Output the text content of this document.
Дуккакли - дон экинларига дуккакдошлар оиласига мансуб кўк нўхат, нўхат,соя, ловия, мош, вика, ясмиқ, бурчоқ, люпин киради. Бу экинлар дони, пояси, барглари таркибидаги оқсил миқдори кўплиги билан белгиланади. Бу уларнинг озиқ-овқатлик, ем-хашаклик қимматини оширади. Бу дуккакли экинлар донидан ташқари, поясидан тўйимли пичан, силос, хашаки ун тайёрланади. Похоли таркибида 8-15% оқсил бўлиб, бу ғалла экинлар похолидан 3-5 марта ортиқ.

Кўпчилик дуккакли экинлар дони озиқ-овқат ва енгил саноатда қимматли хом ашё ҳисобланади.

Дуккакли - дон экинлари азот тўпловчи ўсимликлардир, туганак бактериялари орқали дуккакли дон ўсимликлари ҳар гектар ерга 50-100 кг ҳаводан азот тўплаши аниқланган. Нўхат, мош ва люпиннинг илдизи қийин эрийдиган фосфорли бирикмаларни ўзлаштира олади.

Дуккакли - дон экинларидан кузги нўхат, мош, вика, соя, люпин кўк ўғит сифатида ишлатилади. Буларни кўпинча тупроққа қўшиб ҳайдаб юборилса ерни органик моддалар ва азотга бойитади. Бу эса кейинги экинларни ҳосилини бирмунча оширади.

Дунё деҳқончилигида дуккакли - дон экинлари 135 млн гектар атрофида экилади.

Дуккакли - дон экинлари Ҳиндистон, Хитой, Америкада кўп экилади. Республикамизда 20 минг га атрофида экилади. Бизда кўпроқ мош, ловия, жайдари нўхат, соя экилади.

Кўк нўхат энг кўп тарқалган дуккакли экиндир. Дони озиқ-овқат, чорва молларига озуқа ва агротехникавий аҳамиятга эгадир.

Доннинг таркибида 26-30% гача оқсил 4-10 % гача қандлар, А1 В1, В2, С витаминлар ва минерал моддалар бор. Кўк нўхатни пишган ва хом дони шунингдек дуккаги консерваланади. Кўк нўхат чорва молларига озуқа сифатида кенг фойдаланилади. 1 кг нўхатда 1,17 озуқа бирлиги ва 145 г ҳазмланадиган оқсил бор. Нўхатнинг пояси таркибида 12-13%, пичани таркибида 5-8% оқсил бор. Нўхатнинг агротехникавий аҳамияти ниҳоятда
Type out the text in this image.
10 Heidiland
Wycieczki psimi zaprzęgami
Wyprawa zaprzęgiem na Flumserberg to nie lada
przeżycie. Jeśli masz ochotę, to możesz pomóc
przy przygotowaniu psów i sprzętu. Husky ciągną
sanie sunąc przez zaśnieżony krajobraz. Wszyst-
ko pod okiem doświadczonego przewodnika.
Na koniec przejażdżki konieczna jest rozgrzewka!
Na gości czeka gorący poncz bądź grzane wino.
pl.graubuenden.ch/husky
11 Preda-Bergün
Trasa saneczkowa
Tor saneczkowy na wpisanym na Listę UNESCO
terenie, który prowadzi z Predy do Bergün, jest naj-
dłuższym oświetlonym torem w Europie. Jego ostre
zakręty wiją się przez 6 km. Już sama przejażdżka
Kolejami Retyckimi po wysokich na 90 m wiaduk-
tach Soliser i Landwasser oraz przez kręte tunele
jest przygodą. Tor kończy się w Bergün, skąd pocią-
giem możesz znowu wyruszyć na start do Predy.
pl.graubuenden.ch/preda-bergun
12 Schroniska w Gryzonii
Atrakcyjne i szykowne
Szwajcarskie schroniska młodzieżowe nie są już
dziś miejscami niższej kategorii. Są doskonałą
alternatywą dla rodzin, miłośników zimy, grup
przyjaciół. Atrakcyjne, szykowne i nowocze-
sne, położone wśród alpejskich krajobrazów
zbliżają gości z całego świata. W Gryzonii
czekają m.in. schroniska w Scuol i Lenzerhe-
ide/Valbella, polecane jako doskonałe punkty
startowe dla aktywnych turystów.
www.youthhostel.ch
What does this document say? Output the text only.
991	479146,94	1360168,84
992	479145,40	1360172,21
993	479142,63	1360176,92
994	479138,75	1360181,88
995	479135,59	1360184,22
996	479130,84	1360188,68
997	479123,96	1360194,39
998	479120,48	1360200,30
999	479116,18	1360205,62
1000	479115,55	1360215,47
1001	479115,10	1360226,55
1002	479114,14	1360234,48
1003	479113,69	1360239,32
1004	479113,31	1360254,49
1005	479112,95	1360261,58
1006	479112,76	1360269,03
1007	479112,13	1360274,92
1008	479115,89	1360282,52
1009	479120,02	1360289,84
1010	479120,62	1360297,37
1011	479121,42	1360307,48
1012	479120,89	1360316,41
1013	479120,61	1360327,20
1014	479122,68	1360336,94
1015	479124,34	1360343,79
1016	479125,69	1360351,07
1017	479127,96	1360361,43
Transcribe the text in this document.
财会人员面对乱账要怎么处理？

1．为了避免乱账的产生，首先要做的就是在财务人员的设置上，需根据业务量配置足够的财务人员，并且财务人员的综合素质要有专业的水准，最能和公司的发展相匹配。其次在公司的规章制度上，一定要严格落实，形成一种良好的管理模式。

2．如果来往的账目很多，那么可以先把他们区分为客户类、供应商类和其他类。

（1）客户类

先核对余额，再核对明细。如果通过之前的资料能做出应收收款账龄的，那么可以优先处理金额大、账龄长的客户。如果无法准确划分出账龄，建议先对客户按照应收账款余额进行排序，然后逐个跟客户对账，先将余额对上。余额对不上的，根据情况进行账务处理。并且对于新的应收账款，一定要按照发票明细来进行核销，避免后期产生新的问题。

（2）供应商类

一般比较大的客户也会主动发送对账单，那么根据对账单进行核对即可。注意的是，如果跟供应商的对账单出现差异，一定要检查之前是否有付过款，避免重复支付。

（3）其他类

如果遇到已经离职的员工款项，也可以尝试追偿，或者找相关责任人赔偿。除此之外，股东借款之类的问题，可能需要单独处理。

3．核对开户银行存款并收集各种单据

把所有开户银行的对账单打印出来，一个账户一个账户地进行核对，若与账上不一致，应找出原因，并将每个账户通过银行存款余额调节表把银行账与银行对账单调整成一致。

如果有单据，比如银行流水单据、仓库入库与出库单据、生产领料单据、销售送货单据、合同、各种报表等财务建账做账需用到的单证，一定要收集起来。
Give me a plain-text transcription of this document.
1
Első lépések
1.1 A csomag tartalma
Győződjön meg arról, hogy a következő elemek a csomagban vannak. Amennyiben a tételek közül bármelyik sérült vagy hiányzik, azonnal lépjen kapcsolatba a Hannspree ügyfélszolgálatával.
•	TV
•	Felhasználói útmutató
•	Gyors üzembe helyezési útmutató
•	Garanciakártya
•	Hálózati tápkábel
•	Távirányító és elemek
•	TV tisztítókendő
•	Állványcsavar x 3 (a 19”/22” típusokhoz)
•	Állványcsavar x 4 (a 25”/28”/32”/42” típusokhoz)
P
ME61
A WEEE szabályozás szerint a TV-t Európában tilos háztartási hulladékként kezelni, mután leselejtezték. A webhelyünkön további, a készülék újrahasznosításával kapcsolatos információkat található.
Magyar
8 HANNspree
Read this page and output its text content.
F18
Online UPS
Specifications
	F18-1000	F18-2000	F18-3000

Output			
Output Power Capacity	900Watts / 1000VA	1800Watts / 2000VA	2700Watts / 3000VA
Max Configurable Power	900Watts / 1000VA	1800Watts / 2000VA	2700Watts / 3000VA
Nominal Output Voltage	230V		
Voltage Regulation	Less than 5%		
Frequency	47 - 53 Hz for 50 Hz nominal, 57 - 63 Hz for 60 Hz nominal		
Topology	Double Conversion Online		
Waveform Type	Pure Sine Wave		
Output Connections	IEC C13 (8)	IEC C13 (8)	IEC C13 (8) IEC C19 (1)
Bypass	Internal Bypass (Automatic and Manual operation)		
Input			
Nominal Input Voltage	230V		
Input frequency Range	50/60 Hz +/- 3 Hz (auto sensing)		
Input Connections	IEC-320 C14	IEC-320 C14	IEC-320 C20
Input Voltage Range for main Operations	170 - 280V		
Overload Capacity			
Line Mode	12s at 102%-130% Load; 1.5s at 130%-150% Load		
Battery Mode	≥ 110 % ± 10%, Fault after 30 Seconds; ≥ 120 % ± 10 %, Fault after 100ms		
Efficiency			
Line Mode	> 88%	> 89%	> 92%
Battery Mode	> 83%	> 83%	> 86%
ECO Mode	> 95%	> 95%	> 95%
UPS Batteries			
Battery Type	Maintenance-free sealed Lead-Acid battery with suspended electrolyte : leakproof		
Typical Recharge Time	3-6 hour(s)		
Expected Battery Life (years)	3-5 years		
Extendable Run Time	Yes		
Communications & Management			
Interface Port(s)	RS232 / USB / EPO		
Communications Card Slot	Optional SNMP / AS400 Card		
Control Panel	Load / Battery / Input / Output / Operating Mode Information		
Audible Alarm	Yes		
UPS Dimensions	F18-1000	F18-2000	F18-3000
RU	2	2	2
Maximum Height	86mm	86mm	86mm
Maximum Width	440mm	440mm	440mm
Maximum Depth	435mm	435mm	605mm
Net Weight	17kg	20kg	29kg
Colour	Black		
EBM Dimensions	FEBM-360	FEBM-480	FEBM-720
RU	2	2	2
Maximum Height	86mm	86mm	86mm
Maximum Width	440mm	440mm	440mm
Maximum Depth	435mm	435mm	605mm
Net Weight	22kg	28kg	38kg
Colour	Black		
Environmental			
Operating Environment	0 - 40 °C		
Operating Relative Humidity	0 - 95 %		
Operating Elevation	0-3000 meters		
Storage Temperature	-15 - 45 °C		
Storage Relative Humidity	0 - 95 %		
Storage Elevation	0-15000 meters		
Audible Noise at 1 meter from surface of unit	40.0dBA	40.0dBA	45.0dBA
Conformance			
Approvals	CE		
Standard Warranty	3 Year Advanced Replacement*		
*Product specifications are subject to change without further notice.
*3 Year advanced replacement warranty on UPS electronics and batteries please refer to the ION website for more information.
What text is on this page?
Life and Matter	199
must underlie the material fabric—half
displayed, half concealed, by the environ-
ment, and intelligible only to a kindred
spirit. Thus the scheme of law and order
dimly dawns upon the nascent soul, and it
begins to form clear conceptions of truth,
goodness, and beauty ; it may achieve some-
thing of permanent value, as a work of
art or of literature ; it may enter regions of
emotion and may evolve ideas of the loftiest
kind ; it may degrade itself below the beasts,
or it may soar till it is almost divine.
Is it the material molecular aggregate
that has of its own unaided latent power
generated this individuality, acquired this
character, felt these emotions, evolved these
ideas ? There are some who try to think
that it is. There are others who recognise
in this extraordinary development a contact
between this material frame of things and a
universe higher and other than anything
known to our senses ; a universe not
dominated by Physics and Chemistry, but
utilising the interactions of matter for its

--- SHORT PROBLEM ---
Above are several records. Count the lines among them that contain "озиқ" and give only the total.

--- RESULT ---
3